§ WORK TO BE COMPLETED: Go through the data below. List every line that holds the word "close".

§ DATASET ENTRIES:
* Begin *

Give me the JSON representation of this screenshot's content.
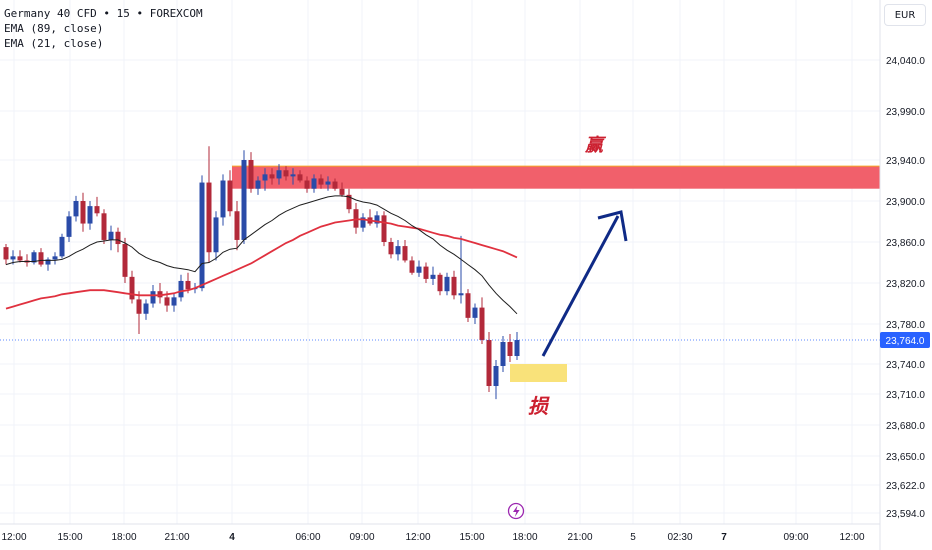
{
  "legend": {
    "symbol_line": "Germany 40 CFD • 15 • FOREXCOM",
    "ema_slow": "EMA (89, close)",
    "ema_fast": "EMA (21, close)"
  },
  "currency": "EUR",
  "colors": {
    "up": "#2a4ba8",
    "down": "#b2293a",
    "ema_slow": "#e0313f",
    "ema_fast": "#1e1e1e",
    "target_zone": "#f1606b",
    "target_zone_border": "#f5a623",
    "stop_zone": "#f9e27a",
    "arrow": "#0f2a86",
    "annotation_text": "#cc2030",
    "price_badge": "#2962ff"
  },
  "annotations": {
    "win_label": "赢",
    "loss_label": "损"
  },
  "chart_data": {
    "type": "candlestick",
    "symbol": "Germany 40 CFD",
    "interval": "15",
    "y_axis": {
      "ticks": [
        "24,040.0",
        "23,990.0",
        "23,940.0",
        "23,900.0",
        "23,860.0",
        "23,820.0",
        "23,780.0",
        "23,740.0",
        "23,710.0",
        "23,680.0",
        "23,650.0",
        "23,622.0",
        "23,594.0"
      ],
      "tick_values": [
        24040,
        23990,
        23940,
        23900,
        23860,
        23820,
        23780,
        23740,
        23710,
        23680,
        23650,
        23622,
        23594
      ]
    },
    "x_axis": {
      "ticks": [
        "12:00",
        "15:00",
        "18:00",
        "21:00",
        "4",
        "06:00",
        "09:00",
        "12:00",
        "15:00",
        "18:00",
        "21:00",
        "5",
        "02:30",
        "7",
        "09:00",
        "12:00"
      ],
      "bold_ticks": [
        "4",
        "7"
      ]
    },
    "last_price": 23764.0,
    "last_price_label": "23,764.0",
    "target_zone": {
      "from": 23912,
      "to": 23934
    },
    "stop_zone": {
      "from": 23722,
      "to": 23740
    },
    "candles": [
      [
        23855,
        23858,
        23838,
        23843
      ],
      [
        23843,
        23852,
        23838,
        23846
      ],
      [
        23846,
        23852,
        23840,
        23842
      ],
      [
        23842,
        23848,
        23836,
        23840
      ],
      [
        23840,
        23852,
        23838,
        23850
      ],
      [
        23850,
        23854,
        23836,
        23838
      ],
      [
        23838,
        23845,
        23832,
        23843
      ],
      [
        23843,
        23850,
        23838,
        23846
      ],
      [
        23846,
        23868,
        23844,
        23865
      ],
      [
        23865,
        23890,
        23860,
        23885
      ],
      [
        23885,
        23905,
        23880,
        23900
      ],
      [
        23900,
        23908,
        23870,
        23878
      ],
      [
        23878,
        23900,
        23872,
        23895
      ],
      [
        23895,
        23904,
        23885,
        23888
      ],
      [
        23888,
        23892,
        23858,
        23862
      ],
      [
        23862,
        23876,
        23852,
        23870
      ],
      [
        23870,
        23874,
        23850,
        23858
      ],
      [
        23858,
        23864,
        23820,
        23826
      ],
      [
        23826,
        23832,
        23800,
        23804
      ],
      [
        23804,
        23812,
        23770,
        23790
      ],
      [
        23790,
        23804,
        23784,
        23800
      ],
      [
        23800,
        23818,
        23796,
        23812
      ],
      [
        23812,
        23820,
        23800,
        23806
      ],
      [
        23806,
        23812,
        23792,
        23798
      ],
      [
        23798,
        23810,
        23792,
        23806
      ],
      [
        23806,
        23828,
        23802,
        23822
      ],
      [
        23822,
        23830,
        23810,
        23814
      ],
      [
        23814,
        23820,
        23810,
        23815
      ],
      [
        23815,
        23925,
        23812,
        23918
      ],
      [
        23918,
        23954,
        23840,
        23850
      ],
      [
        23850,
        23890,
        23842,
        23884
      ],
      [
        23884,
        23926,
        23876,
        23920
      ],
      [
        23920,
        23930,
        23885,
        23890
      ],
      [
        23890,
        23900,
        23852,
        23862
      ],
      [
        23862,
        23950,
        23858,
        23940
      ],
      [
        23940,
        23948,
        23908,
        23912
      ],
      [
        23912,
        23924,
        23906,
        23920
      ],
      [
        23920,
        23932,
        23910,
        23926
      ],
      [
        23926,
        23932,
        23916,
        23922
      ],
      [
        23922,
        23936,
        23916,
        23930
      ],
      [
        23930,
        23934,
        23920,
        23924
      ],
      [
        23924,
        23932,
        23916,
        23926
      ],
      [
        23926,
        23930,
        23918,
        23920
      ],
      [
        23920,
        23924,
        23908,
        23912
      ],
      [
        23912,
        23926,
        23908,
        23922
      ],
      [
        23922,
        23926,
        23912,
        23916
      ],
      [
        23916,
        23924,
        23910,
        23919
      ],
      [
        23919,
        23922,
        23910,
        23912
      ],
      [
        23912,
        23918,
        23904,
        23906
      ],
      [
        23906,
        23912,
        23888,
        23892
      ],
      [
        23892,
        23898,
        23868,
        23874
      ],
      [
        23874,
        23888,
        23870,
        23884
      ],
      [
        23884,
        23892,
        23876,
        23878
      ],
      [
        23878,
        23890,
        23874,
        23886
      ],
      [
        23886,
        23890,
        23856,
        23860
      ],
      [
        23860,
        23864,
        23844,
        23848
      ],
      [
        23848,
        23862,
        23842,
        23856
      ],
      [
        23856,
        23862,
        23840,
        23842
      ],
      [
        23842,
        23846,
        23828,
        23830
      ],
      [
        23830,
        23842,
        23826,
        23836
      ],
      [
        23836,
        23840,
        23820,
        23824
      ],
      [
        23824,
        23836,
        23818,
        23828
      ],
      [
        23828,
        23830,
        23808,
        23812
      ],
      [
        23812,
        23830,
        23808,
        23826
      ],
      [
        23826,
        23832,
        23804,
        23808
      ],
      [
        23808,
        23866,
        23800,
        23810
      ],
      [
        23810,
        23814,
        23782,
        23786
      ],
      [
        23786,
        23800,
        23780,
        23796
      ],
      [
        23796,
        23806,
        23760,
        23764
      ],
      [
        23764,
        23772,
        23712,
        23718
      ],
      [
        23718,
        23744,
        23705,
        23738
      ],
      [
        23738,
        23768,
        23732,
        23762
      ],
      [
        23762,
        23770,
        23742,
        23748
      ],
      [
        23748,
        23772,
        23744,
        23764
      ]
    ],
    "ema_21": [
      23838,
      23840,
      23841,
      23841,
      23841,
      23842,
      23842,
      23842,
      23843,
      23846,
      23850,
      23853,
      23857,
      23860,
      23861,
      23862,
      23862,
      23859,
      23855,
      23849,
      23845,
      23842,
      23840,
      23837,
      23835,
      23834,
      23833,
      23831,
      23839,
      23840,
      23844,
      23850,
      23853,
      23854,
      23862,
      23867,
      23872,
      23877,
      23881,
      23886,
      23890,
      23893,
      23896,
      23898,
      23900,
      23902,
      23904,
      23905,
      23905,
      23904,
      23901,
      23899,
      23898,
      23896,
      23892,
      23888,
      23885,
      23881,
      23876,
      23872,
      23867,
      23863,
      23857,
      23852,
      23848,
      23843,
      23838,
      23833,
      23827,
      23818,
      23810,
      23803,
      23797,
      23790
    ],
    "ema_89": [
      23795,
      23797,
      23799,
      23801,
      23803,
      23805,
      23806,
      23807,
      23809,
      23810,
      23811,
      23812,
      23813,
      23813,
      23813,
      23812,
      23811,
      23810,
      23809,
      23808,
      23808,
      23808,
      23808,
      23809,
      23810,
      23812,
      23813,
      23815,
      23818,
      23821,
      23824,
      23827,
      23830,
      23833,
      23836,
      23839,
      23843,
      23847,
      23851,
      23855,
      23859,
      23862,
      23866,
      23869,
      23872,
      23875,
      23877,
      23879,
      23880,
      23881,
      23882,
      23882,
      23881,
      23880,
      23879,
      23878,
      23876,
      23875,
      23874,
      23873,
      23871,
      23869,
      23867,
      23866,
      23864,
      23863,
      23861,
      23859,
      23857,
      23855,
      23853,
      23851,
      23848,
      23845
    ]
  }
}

* End *
* Begin *

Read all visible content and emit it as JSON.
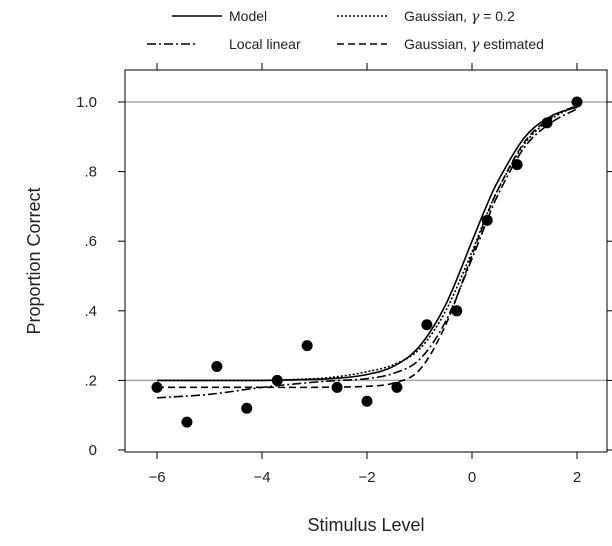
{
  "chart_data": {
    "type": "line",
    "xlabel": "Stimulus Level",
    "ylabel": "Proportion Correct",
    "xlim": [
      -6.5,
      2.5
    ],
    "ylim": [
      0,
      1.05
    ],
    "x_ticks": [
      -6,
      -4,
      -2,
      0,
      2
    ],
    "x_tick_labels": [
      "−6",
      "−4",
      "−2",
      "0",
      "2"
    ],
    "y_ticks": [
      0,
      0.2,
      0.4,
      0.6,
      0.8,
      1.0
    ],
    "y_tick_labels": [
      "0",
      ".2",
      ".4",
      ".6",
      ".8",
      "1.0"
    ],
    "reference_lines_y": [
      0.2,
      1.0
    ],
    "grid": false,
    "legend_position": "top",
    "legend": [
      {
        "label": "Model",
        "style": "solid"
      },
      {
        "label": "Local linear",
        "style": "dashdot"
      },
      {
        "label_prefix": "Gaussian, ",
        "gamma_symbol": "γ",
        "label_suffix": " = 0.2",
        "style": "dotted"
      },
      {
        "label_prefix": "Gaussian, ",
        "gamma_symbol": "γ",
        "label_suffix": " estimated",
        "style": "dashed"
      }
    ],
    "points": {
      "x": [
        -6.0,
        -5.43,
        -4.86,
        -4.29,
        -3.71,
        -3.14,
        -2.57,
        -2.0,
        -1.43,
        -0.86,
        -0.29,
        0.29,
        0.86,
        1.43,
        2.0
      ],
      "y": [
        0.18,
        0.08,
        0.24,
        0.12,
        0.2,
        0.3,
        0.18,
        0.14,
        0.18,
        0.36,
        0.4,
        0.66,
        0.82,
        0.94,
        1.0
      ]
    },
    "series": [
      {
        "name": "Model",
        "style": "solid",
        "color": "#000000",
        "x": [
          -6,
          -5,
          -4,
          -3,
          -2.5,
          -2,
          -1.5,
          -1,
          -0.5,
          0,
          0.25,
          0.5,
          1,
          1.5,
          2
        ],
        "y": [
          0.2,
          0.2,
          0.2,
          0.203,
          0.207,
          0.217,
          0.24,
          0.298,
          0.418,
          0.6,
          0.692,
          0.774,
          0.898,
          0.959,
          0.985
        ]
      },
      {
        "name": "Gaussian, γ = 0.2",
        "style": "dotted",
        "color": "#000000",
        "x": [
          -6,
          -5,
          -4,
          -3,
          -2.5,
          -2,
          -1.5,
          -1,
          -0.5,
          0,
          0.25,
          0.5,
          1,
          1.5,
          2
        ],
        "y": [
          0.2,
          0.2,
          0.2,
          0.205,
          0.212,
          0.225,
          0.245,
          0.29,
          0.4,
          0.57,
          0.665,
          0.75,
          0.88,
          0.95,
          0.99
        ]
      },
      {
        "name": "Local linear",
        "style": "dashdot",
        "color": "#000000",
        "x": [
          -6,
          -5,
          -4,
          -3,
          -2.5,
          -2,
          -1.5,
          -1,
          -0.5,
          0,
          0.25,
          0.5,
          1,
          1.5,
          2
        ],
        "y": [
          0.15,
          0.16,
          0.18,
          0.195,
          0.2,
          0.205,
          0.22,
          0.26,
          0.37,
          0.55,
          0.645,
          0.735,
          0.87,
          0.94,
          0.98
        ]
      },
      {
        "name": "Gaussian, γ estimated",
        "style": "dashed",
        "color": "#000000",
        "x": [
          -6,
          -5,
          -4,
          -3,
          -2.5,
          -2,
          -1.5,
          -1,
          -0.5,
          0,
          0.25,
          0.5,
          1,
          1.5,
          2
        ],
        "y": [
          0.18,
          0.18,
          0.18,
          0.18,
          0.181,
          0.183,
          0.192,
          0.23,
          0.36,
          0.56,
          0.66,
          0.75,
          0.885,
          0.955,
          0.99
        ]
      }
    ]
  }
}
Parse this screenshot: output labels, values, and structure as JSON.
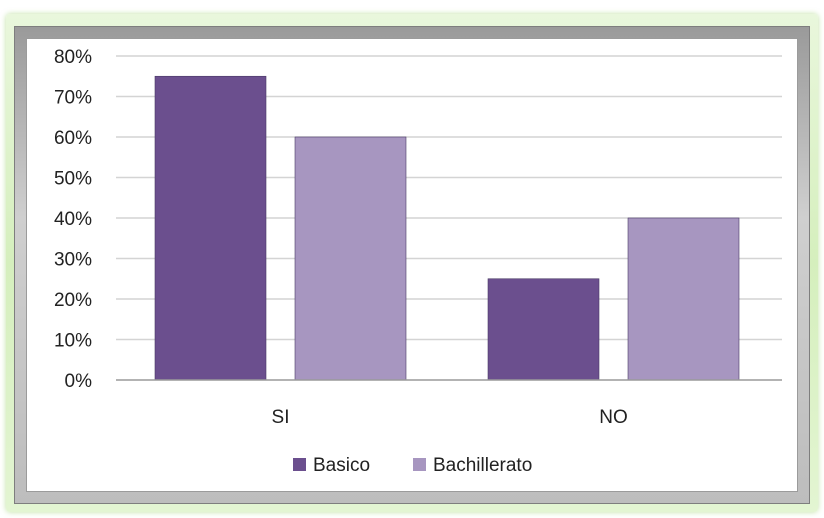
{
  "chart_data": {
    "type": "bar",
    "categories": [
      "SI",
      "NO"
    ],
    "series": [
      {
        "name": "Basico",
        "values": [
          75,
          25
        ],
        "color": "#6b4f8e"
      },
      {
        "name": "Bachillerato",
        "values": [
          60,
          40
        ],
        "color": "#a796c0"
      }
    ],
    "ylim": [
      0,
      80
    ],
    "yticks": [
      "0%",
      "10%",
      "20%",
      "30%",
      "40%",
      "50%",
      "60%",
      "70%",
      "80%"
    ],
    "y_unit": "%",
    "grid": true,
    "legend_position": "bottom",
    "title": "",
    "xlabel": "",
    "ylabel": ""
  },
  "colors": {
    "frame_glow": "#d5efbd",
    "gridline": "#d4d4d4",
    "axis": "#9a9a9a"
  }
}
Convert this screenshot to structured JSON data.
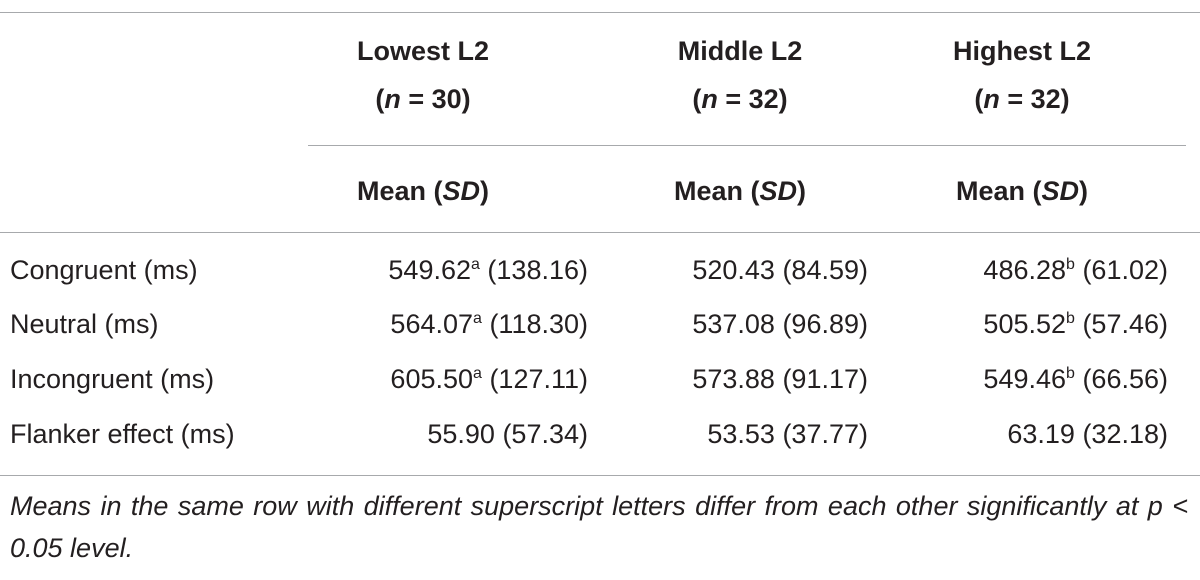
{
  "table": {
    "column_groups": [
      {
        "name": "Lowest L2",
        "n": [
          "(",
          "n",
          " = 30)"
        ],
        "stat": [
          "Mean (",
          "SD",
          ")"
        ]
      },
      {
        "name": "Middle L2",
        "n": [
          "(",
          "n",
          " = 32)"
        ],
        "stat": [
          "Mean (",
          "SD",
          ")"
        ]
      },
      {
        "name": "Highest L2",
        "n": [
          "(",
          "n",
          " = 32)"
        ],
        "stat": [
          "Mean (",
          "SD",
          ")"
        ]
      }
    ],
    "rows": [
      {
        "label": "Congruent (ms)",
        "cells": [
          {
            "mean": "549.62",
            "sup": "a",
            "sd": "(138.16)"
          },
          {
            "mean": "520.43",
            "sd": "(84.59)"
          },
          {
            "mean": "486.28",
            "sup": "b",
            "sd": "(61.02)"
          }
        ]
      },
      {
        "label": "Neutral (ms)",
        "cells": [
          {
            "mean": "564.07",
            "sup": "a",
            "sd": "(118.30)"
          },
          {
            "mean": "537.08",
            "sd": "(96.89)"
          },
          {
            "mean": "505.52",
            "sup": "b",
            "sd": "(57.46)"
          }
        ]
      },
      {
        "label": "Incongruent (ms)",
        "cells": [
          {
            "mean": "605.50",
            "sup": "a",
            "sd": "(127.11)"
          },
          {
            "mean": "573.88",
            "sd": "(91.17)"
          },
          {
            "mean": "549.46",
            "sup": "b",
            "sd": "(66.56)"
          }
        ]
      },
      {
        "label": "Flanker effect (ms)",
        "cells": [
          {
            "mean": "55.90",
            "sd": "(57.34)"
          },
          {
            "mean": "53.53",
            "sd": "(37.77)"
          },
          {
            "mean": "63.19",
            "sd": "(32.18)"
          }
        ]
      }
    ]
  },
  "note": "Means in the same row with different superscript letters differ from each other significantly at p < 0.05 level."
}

* End *
* Begin *

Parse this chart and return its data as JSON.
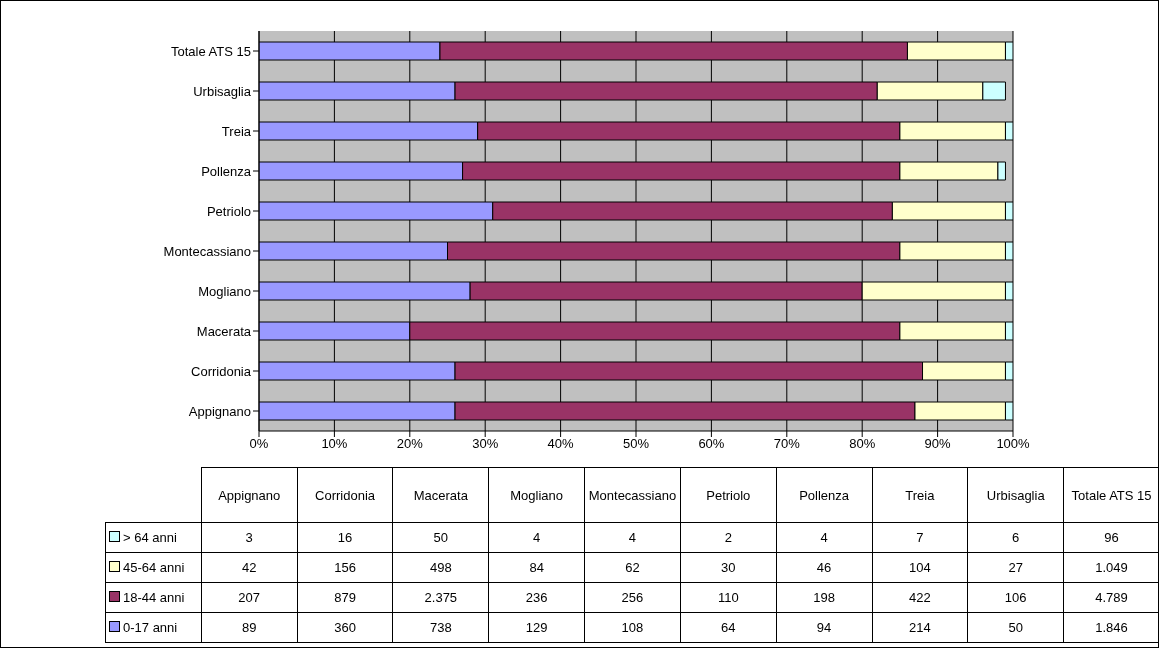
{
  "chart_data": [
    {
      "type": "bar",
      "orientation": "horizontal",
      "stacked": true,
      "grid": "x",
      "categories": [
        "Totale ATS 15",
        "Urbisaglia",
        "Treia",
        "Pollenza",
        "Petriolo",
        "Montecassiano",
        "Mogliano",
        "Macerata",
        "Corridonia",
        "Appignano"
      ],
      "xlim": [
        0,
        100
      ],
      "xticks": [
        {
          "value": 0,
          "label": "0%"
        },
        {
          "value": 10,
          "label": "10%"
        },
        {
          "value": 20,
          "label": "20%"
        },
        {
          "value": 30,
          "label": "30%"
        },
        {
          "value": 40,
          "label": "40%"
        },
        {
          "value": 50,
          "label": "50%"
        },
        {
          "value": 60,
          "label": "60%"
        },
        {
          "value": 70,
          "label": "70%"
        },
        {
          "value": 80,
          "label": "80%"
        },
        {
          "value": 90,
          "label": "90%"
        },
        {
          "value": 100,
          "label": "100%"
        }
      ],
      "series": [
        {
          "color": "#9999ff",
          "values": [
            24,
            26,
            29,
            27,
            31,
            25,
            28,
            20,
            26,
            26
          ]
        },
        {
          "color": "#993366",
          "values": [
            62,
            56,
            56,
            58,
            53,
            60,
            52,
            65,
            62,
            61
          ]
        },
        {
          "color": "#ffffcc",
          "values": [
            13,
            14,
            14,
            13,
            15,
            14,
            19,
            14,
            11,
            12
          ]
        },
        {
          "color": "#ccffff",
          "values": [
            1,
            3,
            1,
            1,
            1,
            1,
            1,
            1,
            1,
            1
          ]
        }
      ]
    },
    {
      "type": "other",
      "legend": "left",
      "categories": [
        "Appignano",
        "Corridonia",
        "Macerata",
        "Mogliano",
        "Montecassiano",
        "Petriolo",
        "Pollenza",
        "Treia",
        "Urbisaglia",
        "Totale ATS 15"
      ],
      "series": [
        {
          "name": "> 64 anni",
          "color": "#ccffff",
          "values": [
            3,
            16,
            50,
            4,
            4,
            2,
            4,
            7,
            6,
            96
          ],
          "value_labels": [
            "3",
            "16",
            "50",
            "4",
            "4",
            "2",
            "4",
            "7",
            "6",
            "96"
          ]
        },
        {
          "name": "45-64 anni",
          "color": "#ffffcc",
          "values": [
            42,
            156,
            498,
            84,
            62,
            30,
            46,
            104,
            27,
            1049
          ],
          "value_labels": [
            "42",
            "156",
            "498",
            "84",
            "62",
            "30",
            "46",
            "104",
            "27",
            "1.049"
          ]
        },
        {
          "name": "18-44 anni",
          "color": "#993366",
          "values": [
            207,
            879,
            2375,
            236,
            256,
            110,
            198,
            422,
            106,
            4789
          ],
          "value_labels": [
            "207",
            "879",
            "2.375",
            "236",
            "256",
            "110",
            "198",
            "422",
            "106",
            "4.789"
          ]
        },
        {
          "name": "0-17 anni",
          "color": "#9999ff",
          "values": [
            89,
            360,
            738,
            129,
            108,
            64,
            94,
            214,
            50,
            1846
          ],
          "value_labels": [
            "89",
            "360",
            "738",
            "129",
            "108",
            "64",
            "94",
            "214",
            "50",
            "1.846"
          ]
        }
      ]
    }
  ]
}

* End *

§ EXERCISE SOLUTION:
    "ema_slow": "EMA (89, close)",
    "ema_fast": "EMA (21, close)"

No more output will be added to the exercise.